>>>

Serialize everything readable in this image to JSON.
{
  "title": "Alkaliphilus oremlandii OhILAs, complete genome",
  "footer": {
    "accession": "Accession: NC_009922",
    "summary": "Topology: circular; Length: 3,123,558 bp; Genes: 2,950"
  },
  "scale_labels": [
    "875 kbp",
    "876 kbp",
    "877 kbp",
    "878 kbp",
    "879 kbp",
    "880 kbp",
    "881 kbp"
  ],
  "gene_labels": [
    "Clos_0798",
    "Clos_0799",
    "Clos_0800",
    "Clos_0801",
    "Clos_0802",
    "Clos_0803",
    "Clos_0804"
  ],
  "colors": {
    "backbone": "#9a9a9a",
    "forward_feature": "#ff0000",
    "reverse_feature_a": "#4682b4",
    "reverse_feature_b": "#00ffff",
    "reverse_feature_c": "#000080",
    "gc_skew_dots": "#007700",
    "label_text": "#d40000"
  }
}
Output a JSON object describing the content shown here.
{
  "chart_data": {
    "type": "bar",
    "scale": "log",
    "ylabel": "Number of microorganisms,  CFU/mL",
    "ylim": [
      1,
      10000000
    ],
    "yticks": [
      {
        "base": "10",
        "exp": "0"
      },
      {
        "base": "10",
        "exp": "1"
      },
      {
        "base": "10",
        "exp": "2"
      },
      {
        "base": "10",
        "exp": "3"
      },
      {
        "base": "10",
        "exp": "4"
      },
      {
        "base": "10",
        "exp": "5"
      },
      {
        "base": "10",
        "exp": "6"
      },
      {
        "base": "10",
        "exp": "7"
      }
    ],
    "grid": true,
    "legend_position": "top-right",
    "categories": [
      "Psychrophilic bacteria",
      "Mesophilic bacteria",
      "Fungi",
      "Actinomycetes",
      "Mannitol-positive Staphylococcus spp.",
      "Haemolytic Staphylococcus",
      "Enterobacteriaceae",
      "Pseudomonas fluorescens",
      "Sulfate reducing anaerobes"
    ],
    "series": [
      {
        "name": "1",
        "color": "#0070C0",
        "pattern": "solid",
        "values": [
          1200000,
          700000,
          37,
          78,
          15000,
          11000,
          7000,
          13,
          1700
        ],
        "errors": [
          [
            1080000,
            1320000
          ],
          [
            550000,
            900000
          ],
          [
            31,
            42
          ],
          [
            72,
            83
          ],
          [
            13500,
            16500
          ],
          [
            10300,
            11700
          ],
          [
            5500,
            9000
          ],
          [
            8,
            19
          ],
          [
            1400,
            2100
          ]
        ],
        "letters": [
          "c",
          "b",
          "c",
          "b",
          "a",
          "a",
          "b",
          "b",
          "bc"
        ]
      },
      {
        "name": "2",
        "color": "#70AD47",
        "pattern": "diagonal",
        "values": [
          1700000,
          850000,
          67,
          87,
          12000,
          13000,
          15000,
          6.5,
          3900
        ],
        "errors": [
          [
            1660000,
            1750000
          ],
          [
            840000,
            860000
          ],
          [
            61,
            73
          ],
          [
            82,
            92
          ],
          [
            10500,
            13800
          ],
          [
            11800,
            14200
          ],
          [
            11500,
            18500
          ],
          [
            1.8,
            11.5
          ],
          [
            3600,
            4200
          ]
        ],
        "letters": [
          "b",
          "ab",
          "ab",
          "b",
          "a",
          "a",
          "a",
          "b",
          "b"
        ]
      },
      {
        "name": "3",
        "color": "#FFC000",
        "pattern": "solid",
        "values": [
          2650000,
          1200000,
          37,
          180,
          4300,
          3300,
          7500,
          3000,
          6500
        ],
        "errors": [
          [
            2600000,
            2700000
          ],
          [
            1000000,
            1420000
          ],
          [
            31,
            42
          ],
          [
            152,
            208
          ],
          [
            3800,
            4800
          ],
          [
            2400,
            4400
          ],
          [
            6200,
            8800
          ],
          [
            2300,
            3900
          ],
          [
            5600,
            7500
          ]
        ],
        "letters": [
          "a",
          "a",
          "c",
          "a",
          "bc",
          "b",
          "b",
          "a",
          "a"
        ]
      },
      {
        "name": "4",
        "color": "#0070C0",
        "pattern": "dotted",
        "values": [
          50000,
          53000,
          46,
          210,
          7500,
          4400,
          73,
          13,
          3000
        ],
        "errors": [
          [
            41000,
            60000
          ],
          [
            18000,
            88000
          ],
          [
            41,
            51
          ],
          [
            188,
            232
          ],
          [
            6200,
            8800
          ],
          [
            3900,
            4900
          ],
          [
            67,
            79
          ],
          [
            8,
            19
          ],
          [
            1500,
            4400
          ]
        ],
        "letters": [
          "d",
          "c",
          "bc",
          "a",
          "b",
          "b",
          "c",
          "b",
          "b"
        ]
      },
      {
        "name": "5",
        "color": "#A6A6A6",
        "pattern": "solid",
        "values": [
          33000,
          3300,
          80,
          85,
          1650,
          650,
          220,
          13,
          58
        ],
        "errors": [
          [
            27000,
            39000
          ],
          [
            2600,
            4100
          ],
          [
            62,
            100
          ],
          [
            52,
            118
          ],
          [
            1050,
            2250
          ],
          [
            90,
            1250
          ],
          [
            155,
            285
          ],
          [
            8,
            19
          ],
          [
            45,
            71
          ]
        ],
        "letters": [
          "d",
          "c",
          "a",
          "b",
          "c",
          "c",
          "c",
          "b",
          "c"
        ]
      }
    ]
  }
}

<<<

▶ **Action item**
Your task is to copy every record exactly.

▶ **Result of this exercise**
Serialize everything readable in this image to JSON.
{
  "title": "Alkaliphilus oremlandii OhILAs, complete genome",
  "footer": {
    "accession": "Accession: NC_009922",
    "summary": "Topology: circular; Length: 3,123,558 bp; Genes: 2,950"
  },
  "scale_labels": [
    "875 kbp",
    "876 kbp",
    "877 kbp",
    "878 kbp",
    "879 kbp",
    "880 kbp",
    "881 kbp"
  ],
  "gene_labels": [
    "Clos_0798",
    "Clos_0799",
    "Clos_0800",
    "Clos_0801",
    "Clos_0802",
    "Clos_0803",
    "Clos_0804"
  ],
  "colors": {
    "backbone": "#9a9a9a",
    "forward_feature": "#ff0000",
    "reverse_feature_a": "#4682b4",
    "reverse_feature_b": "#00ffff",
    "reverse_feature_c": "#000080",
    "gc_skew_dots": "#007700",
    "label_text": "#d40000"
  }
}
Output a JSON object describing the content shown here.
{
  "chart_data": {
    "type": "bar",
    "scale": "log",
    "ylabel": "Number of microorganisms,  CFU/mL",
    "ylim": [
      1,
      10000000
    ],
    "yticks": [
      {
        "base": "10",
        "exp": "0"
      },
      {
        "base": "10",
        "exp": "1"
      },
      {
        "base": "10",
        "exp": "2"
      },
      {
        "base": "10",
        "exp": "3"
      },
      {
        "base": "10",
        "exp": "4"
      },
      {
        "base": "10",
        "exp": "5"
      },
      {
        "base": "10",
        "exp": "6"
      },
      {
        "base": "10",
        "exp": "7"
      }
    ],
    "grid": true,
    "legend_position": "top-right",
    "categories": [
      "Psychrophilic bacteria",
      "Mesophilic bacteria",
      "Fungi",
      "Actinomycetes",
      "Mannitol-positive Staphylococcus spp.",
      "Haemolytic Staphylococcus",
      "Enterobacteriaceae",
      "Pseudomonas fluorescens",
      "Sulfate reducing anaerobes"
    ],
    "series": [
      {
        "name": "1",
        "color": "#0070C0",
        "pattern": "solid",
        "values": [
          1200000,
          700000,
          37,
          78,
          15000,
          11000,
          7000,
          13,
          1700
        ],
        "errors": [
          [
            1080000,
            1320000
          ],
          [
            550000,
            900000
          ],
          [
            31,
            42
          ],
          [
            72,
            83
          ],
          [
            13500,
            16500
          ],
          [
            10300,
            11700
          ],
          [
            5500,
            9000
          ],
          [
            8,
            19
          ],
          [
            1400,
            2100
          ]
        ],
        "letters": [
          "c",
          "b",
          "c",
          "b",
          "a",
          "a",
          "b",
          "b",
          "bc"
        ]
      },
      {
        "name": "2",
        "color": "#70AD47",
        "pattern": "diagonal",
        "values": [
          1700000,
          850000,
          67,
          87,
          12000,
          13000,
          15000,
          6.5,
          3900
        ],
        "errors": [
          [
            1660000,
            1750000
          ],
          [
            840000,
            860000
          ],
          [
            61,
            73
          ],
          [
            82,
            92
          ],
          [
            10500,
            13800
          ],
          [
            11800,
            14200
          ],
          [
            11500,
            18500
          ],
          [
            1.8,
            11.5
          ],
          [
            3600,
            4200
          ]
        ],
        "letters": [
          "b",
          "ab",
          "ab",
          "b",
          "a",
          "a",
          "a",
          "b",
          "b"
        ]
      },
      {
        "name": "3",
        "color": "#FFC000",
        "pattern": "solid",
        "values": [
          2650000,
          1200000,
          37,
          180,
          4300,
          3300,
          7500,
          3000,
          6500
        ],
        "errors": [
          [
            2600000,
            2700000
          ],
          [
            1000000,
            1420000
          ],
          [
            31,
            42
          ],
          [
            152,
            208
          ],
          [
            3800,
            4800
          ],
          [
            2400,
            4400
          ],
          [
            6200,
            8800
          ],
          [
            2300,
            3900
          ],
          [
            5600,
            7500
          ]
        ],
        "letters": [
          "a",
          "a",
          "c",
          "a",
          "bc",
          "b",
          "b",
          "a",
          "a"
        ]
      },
      {
        "name": "4",
        "color": "#0070C0",
        "pattern": "dotted",
        "values": [
          50000,
          53000,
          46,
          210,
          7500,
          4400,
          73,
          13,
          3000
        ],
        "errors": [
          [
            41000,
            60000
          ],
          [
            18000,
            88000
          ],
          [
            41,
            51
          ],
          [
            188,
            232
          ],
          [
            6200,
            8800
          ],
          [
            3900,
            4900
          ],
          [
            67,
            79
          ],
          [
            8,
            19
          ],
          [
            1500,
            4400
          ]
        ],
        "letters": [
          "d",
          "c",
          "bc",
          "a",
          "b",
          "b",
          "c",
          "b",
          "b"
        ]
      },
      {
        "name": "5",
        "color": "#A6A6A6",
        "pattern": "solid",
        "values": [
          33000,
          3300,
          80,
          85,
          1650,
          650,
          220,
          13,
          58
        ],
        "errors": [
          [
            27000,
            39000
          ],
          [
            2600,
            4100
          ],
          [
            62,
            100
          ],
          [
            52,
            118
          ],
          [
            1050,
            2250
          ],
          [
            90,
            1250
          ],
          [
            155,
            285
          ],
          [
            8,
            19
          ],
          [
            45,
            71
          ]
        ],
        "letters": [
          "d",
          "c",
          "a",
          "b",
          "c",
          "c",
          "c",
          "b",
          "c"
        ]
      }
    ]
  }
}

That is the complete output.